Skip every picture and transcribe the remaining material exactly.

_ _ _ _ _

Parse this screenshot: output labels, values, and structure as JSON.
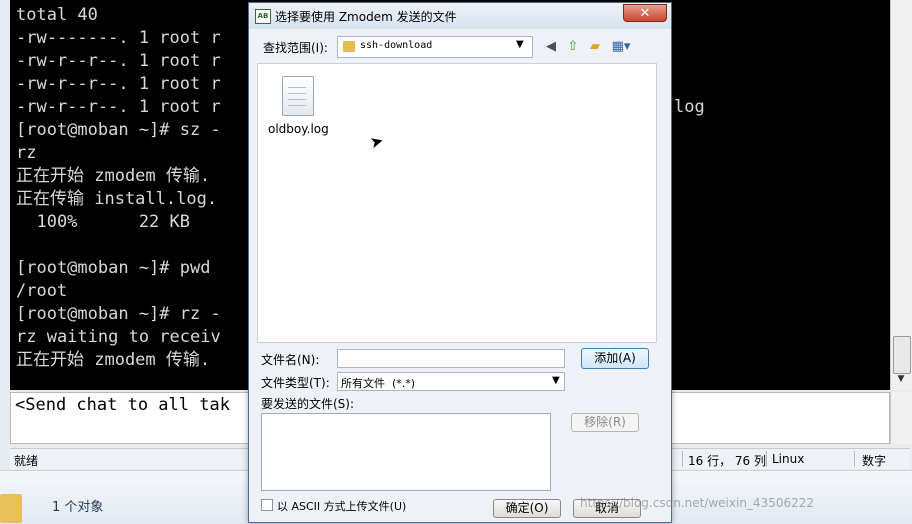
{
  "terminal": {
    "lines": [
      "total 40",
      "-rw-------. 1 root r",
      "-rw-r--r--. 1 root r",
      "-rw-r--r--. 1 root r",
      "-rw-r--r--. 1 root r",
      "[root@moban ~]# sz -",
      "rz",
      "正在开始 zmodem 传输.",
      "正在传输 install.log.",
      "  100%      22 KB",
      "",
      "[root@moban ~]# pwd",
      "/root",
      "[root@moban ~]# rz -",
      "rz waiting to receiv",
      "正在开始 zmodem 传输."
    ],
    "right_fragment": "log",
    "chat_text": "<Send chat to all tak"
  },
  "status_bar": {
    "left": "就绪",
    "position": "16 行， 76 列",
    "os": "Linux",
    "mode": "数字"
  },
  "explorer": {
    "objects": "1 个对象"
  },
  "dialog": {
    "title": "选择要使用 Zmodem 发送的文件",
    "app_icon_text": "AB",
    "close_glyph": "✕",
    "look_in_label": "查找范围(I):",
    "look_in_value": "ssh-download",
    "files": [
      {
        "name": "oldboy.log",
        "icon": "document-icon"
      }
    ],
    "filename_label": "文件名(N):",
    "filename_value": "",
    "filetype_label": "文件类型(T):",
    "filetype_value": "所有文件  (*.*)",
    "send_list_label": "要发送的文件(S):",
    "add_button": "添加(A)",
    "remove_button": "移除(R)",
    "ascii_label": "以 ASCII 方式上传文件(U)",
    "ok_button": "确定(O)",
    "cancel_button": "取消"
  },
  "watermark": "https://blog.csdn.net/weixin_43506222",
  "icons": {
    "back": "back-icon",
    "up": "up-folder-icon",
    "new_folder": "new-folder-icon",
    "views": "views-menu-icon"
  },
  "colors": {
    "terminal_bg": "#000000",
    "terminal_fg": "#d8d8d8",
    "dialog_bg": "#eef2f7",
    "close_red": "#c8452e",
    "default_button_border": "#3c7fb1"
  }
}
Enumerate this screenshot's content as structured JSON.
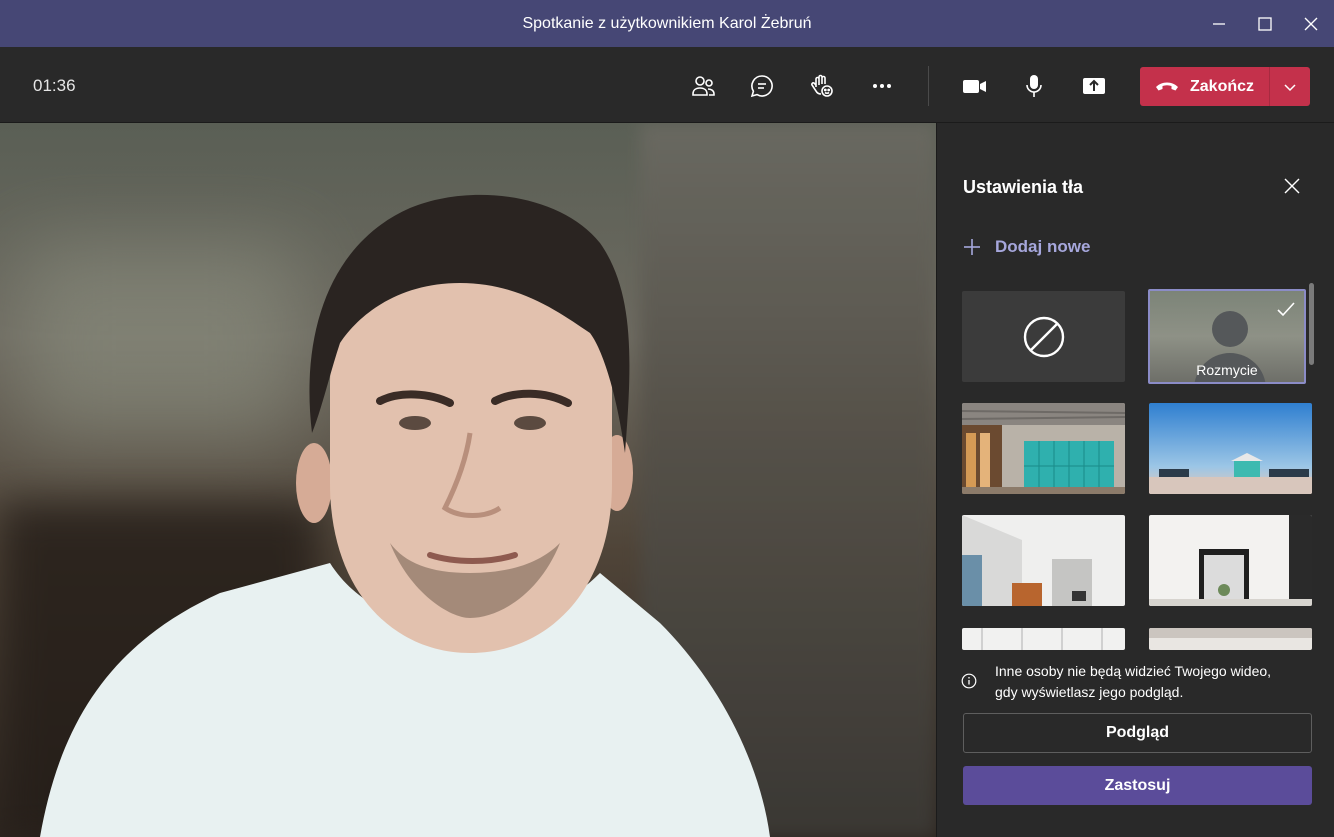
{
  "window": {
    "title": "Spotkanie z użytkownikiem Karol Żebruń",
    "controls": [
      "minimize-icon",
      "maximize-icon",
      "close-icon"
    ]
  },
  "toolbar": {
    "timer": "01:36",
    "icons": [
      "participants-icon",
      "chat-icon",
      "raise-hand-icon",
      "more-options-icon",
      "camera-icon",
      "microphone-icon",
      "share-screen-icon"
    ],
    "end_call_label": "Zakończ",
    "end_call_color": "#c4314b"
  },
  "background_panel": {
    "title": "Ustawienia tła",
    "add_new_label": "Dodaj nowe",
    "options": [
      {
        "kind": "none",
        "label": ""
      },
      {
        "kind": "blur",
        "label": "Rozmycie",
        "selected": true
      },
      {
        "kind": "image",
        "label": "office-lockers"
      },
      {
        "kind": "image",
        "label": "beach-lifeguard-tower"
      },
      {
        "kind": "image",
        "label": "white-room-windows"
      },
      {
        "kind": "image",
        "label": "white-room-mirror"
      },
      {
        "kind": "image",
        "label": "white-room-3"
      },
      {
        "kind": "image",
        "label": "white-room-4"
      }
    ],
    "info_text_line1": "Inne osoby nie będą widzieć Twojego wideo,",
    "info_text_line2": "gdy wyświetlasz jego podgląd.",
    "preview_label": "Podgląd",
    "apply_label": "Zastosuj",
    "accent_color": "#5b4c9a",
    "link_color": "#a6a7dc"
  }
}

_ _ _ _ _

FINISHED ANSWER:
Parse this screenshot: output labels, values, and structure as JSON.
{
  "terminal": {
    "lines": [
      "total 40",
      "-rw-------. 1 root r",
      "-rw-r--r--. 1 root r",
      "-rw-r--r--. 1 root r",
      "-rw-r--r--. 1 root r",
      "[root@moban ~]# sz -",
      "rz",
      "正在开始 zmodem 传输.",
      "正在传输 install.log.",
      "  100%      22 KB",
      "",
      "[root@moban ~]# pwd",
      "/root",
      "[root@moban ~]# rz -",
      "rz waiting to receiv",
      "正在开始 zmodem 传输."
    ],
    "right_fragment": "log",
    "chat_text": "<Send chat to all tak"
  },
  "status_bar": {
    "left": "就绪",
    "position": "16 行， 76 列",
    "os": "Linux",
    "mode": "数字"
  },
  "explorer": {
    "objects": "1 个对象"
  },
  "dialog": {
    "title": "选择要使用 Zmodem 发送的文件",
    "app_icon_text": "AB",
    "close_glyph": "✕",
    "look_in_label": "查找范围(I):",
    "look_in_value": "ssh-download",
    "files": [
      {
        "name": "oldboy.log",
        "icon": "document-icon"
      }
    ],
    "filename_label": "文件名(N):",
    "filename_value": "",
    "filetype_label": "文件类型(T):",
    "filetype_value": "所有文件  (*.*)",
    "send_list_label": "要发送的文件(S):",
    "add_button": "添加(A)",
    "remove_button": "移除(R)",
    "ascii_label": "以 ASCII 方式上传文件(U)",
    "ok_button": "确定(O)",
    "cancel_button": "取消"
  },
  "watermark": "https://blog.csdn.net/weixin_43506222",
  "icons": {
    "back": "back-icon",
    "up": "up-folder-icon",
    "new_folder": "new-folder-icon",
    "views": "views-menu-icon"
  },
  "colors": {
    "terminal_bg": "#000000",
    "terminal_fg": "#d8d8d8",
    "dialog_bg": "#eef2f7",
    "close_red": "#c8452e",
    "default_button_border": "#3c7fb1"
  }
}
Enumerate this screenshot's content as structured JSON.
{
  "window": {
    "title": "Spotkanie z użytkownikiem Karol Żebruń",
    "controls": [
      "minimize-icon",
      "maximize-icon",
      "close-icon"
    ]
  },
  "toolbar": {
    "timer": "01:36",
    "icons": [
      "participants-icon",
      "chat-icon",
      "raise-hand-icon",
      "more-options-icon",
      "camera-icon",
      "microphone-icon",
      "share-screen-icon"
    ],
    "end_call_label": "Zakończ",
    "end_call_color": "#c4314b"
  },
  "background_panel": {
    "title": "Ustawienia tła",
    "add_new_label": "Dodaj nowe",
    "options": [
      {
        "kind": "none",
        "label": ""
      },
      {
        "kind": "blur",
        "label": "Rozmycie",
        "selected": true
      },
      {
        "kind": "image",
        "label": "office-lockers"
      },
      {
        "kind": "image",
        "label": "beach-lifeguard-tower"
      },
      {
        "kind": "image",
        "label": "white-room-windows"
      },
      {
        "kind": "image",
        "label": "white-room-mirror"
      },
      {
        "kind": "image",
        "label": "white-room-3"
      },
      {
        "kind": "image",
        "label": "white-room-4"
      }
    ],
    "info_text_line1": "Inne osoby nie będą widzieć Twojego wideo,",
    "info_text_line2": "gdy wyświetlasz jego podgląd.",
    "preview_label": "Podgląd",
    "apply_label": "Zastosuj",
    "accent_color": "#5b4c9a",
    "link_color": "#a6a7dc"
  }
}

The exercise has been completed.